## EXERCISE DIRECTIONS
Provide a single number: the count of lines containing the string "Precompiler".

+---+

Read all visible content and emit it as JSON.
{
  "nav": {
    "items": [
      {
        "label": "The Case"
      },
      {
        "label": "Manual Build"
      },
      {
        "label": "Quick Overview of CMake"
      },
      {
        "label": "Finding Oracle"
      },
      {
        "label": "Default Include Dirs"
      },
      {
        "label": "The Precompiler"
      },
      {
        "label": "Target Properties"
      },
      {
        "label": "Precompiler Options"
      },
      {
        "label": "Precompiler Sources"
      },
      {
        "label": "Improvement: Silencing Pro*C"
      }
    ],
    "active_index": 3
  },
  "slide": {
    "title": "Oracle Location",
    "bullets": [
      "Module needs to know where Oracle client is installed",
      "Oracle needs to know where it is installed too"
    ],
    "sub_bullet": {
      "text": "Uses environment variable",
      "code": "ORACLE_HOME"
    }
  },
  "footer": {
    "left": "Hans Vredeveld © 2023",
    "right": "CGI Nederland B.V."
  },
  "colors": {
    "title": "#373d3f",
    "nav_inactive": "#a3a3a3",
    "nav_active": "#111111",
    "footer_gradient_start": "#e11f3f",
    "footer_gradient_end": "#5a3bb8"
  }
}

+---+

## COMPLETED TASK
3